#### DATA FOR THIS TASK
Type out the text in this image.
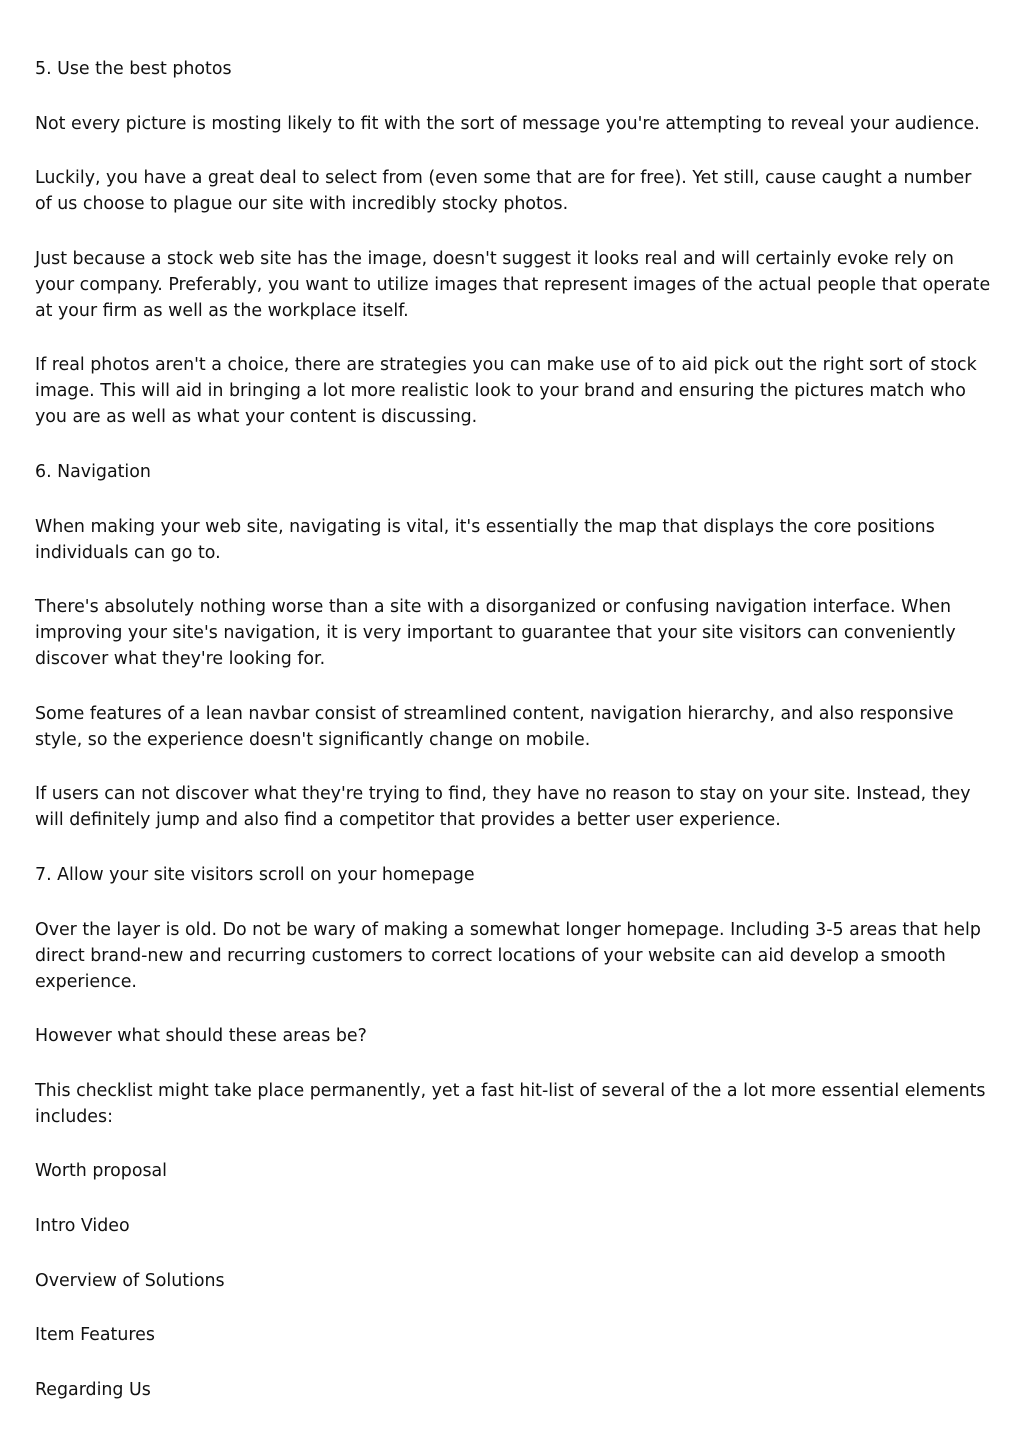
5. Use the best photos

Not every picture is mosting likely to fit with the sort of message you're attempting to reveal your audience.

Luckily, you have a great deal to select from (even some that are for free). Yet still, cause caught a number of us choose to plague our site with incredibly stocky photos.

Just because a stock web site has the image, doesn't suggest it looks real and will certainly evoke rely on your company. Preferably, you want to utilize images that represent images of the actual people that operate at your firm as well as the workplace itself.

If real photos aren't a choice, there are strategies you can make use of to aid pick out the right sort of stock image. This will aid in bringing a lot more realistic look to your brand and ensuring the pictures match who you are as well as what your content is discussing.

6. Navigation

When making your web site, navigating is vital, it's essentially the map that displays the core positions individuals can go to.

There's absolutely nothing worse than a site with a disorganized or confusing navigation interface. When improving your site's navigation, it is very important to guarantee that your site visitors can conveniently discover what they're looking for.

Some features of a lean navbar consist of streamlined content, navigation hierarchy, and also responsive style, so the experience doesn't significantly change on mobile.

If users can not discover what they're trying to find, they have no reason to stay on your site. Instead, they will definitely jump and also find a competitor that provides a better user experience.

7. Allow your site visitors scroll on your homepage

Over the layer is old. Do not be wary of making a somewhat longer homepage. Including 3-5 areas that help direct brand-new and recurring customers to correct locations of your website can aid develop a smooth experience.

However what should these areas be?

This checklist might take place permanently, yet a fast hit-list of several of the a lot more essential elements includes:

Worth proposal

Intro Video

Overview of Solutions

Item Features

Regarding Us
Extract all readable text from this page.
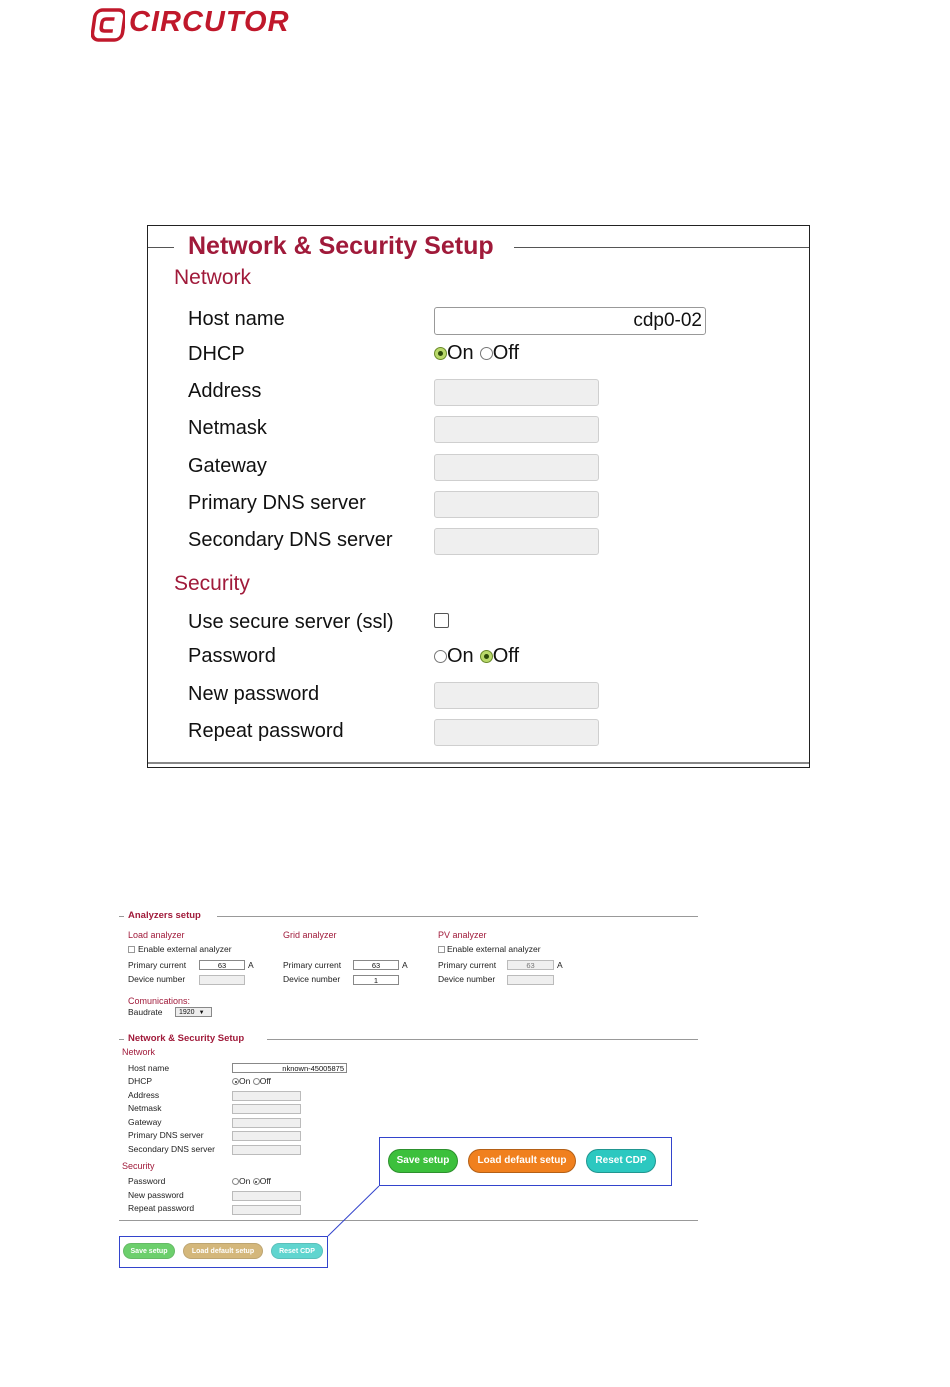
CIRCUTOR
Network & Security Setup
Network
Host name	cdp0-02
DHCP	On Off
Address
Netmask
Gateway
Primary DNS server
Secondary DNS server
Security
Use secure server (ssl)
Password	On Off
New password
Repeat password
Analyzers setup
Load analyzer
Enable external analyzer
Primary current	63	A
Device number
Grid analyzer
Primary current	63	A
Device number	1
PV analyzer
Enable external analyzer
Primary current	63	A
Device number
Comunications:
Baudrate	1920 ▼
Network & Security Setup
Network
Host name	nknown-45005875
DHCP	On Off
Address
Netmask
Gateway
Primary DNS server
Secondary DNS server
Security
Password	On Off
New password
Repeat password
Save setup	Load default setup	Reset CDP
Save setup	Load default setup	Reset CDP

#### WHAT YOU ARE ASKED TO DO
Retype the line containing "Extract all readable text from this page." and all lines after it through the end of the material, exactly and only those, leaving out pictures.

#### PROBLEM SOLUTION
Extract all readable text from this page.
CIRCUTOR
Network & Security Setup
Network
Host name	cdp0-02
DHCP	On Off
Address
Netmask
Gateway
Primary DNS server
Secondary DNS server
Security
Use secure server (ssl)
Password	On Off
New password
Repeat password
Analyzers setup
Load analyzer
Enable external analyzer
Primary current	63	A
Device number
Grid analyzer
Primary current	63	A
Device number	1
PV analyzer
Enable external analyzer
Primary current	63	A
Device number
Comunications:
Baudrate	1920 ▼
Network & Security Setup
Network
Host name	nknown-45005875
DHCP	On Off
Address
Netmask
Gateway
Primary DNS server
Secondary DNS server
Security
Password	On Off
New password
Repeat password
Save setup	Load default setup	Reset CDP
Save setup	Load default setup	Reset CDP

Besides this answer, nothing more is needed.